*** Given entries

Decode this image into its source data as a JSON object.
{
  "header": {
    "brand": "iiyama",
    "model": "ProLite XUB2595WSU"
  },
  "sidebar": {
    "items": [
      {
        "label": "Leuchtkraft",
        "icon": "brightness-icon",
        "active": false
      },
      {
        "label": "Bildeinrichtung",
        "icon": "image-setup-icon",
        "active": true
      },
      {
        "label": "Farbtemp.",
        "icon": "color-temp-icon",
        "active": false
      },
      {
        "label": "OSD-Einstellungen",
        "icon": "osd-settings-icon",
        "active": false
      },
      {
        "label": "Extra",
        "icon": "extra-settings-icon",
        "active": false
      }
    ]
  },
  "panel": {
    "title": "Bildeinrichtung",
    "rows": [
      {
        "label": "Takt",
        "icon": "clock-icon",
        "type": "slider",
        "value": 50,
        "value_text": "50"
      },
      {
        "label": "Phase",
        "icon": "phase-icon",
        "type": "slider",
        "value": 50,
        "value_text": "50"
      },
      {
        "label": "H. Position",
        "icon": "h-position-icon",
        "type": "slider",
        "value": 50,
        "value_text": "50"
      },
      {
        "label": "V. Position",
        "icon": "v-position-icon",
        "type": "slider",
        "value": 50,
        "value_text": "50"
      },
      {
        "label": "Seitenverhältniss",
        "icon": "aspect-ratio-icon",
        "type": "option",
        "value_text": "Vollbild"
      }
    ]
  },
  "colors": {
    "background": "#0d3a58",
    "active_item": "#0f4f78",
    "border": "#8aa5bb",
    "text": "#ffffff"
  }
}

******

**The request:** Restate every line of the data word for word.

**Solved problem:**
Decode this image into its source data as a JSON object.
{
  "header": {
    "brand": "iiyama",
    "model": "ProLite XUB2595WSU"
  },
  "sidebar": {
    "items": [
      {
        "label": "Leuchtkraft",
        "icon": "brightness-icon",
        "active": false
      },
      {
        "label": "Bildeinrichtung",
        "icon": "image-setup-icon",
        "active": true
      },
      {
        "label": "Farbtemp.",
        "icon": "color-temp-icon",
        "active": false
      },
      {
        "label": "OSD-Einstellungen",
        "icon": "osd-settings-icon",
        "active": false
      },
      {
        "label": "Extra",
        "icon": "extra-settings-icon",
        "active": false
      }
    ]
  },
  "panel": {
    "title": "Bildeinrichtung",
    "rows": [
      {
        "label": "Takt",
        "icon": "clock-icon",
        "type": "slider",
        "value": 50,
        "value_text": "50"
      },
      {
        "label": "Phase",
        "icon": "phase-icon",
        "type": "slider",
        "value": 50,
        "value_text": "50"
      },
      {
        "label": "H. Position",
        "icon": "h-position-icon",
        "type": "slider",
        "value": 50,
        "value_text": "50"
      },
      {
        "label": "V. Position",
        "icon": "v-position-icon",
        "type": "slider",
        "value": 50,
        "value_text": "50"
      },
      {
        "label": "Seitenverhältniss",
        "icon": "aspect-ratio-icon",
        "type": "option",
        "value_text": "Vollbild"
      }
    ]
  },
  "colors": {
    "background": "#0d3a58",
    "active_item": "#0f4f78",
    "border": "#8aa5bb",
    "text": "#ffffff"
  }
}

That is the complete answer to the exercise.